La belleza de La Habana es proverbial y su leyenda recorre más de cinco siglos de existencia probada. En el punto de mira de toda la literatura de los primeros cronistas, su historia es rica no sólo por el esplendor acumulado en grabados antiguos, daguerrotipos y murales que apenas se registran en nuestra memoria sino por la grandeza y ese carácter tan transparente como jovial de sus pobladores.
Alguna vez leí en páginas de Alejo Carpentier una idea suya acerca de las ciudades, de ciertos conglomerados urbanos que han marcado el paso del mundo moderno en esta zona del hemisferio. Para Carpentier, una ciudad no es sólo eso sino la confrontación de sus monumentos, sus luces y sus sombras, su paisaje marino contra un enjambre de columnas protectoras del sol y la lluvia tropicales —como es el caso— sino los hombres, mujeres, ancianos, jóvenes y niños que la habitan para adjudicarle, con su pulso intransferible carácter esencial de ciudad.
Los rostros que aglutinan estos retratos son únicos en su simpatía y en su propia originalidad. Gracias a la mirada de Isabel Martínez, Iria Molina y Rocío de la Calle, tres creadoras fieles al principio de Cartier-Bresson que se basa en la captura de ese «instante preciso», hemos podido disfrutar de una muestra viviente de los habaneros en su gracia desbordante, en su transcurrir cotidiano, entregadas sus imágenes sin estereotipos ni ese ojo mercantil que reduce mientras pretende vender sólo la superficie de un mundo inexplorado en sus valores más auténticos.

————

▶ _OBJETIVO DE LA TAREA_
Sigue escribiendo el texto sobre La Habana a partir de su última oración. Las entradas son material aparte y no forman parte del texto sobre La Habana.

▶ _Datos de segmentación de la página_
————

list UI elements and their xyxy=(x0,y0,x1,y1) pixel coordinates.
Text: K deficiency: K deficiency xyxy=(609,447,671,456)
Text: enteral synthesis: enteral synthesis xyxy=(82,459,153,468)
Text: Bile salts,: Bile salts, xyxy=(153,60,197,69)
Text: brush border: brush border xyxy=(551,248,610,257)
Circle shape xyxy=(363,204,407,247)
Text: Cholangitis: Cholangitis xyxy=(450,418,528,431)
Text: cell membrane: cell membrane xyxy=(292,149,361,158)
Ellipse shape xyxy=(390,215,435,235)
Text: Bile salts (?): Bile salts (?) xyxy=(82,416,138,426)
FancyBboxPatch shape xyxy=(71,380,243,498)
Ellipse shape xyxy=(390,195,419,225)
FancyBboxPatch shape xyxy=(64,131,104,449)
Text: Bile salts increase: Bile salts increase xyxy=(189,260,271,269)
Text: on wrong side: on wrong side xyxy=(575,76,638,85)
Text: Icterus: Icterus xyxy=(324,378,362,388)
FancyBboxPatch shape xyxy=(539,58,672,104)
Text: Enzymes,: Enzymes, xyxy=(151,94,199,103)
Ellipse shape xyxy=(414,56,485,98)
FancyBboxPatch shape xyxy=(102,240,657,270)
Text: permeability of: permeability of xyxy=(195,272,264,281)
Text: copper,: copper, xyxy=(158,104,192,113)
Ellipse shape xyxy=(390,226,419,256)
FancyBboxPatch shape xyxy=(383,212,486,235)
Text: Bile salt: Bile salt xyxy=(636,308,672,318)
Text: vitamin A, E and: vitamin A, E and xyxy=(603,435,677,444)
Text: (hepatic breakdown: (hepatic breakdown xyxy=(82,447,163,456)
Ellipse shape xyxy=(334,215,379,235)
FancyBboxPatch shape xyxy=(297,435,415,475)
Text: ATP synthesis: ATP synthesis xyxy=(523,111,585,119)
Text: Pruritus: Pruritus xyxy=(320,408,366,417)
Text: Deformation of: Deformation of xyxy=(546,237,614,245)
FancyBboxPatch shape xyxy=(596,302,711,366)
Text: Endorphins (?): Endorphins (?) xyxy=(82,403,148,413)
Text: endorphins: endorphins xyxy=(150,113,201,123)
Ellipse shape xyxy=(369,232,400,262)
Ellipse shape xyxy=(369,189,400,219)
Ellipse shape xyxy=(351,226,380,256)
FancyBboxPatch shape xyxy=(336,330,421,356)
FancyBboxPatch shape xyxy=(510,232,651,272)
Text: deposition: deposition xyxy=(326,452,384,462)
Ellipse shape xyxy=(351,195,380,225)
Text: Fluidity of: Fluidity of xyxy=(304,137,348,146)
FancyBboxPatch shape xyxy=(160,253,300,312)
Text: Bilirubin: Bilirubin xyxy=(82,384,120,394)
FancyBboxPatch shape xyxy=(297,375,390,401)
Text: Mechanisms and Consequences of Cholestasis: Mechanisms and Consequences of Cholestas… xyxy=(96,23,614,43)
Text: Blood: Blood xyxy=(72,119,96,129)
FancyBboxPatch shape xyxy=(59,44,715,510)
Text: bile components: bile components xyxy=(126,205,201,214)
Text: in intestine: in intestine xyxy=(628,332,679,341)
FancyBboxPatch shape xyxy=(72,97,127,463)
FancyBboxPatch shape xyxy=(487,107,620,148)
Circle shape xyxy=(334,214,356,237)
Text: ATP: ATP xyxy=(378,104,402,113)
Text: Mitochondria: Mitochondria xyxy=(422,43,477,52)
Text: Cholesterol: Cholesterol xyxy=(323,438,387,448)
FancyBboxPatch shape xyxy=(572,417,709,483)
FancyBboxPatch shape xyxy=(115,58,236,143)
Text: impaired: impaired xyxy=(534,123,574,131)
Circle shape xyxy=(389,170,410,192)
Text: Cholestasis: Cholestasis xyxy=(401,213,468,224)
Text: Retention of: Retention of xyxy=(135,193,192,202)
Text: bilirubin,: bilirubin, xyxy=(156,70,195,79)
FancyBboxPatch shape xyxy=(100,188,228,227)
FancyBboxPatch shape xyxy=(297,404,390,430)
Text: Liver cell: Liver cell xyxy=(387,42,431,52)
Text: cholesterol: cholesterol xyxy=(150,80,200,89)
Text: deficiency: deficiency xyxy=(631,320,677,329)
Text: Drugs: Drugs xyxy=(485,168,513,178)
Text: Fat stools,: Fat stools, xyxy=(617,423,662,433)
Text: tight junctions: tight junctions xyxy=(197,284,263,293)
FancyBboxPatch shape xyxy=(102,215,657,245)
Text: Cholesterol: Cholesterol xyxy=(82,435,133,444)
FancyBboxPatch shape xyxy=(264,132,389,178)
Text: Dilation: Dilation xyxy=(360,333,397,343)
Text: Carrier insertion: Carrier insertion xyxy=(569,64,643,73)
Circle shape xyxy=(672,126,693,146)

————

▶ _RESPUESTA A LA TAREA_
Los retratos de La Habana que se detienen ante el espectador tienen una carga de humanidad fuera de lo común y nos invitan a encontrar la clave de esa simpatía derramada en cada gesto del transeúnte, en cada «dicharacho», puesto en el oído del visitante que deambula. Porque ese es el tiempo adecuado de una ciudad como La Habana cuyos habitantes amparan su vida con sonrisas a granel a pesar incluso de esas carencias que a veces inclinan pero no obligan.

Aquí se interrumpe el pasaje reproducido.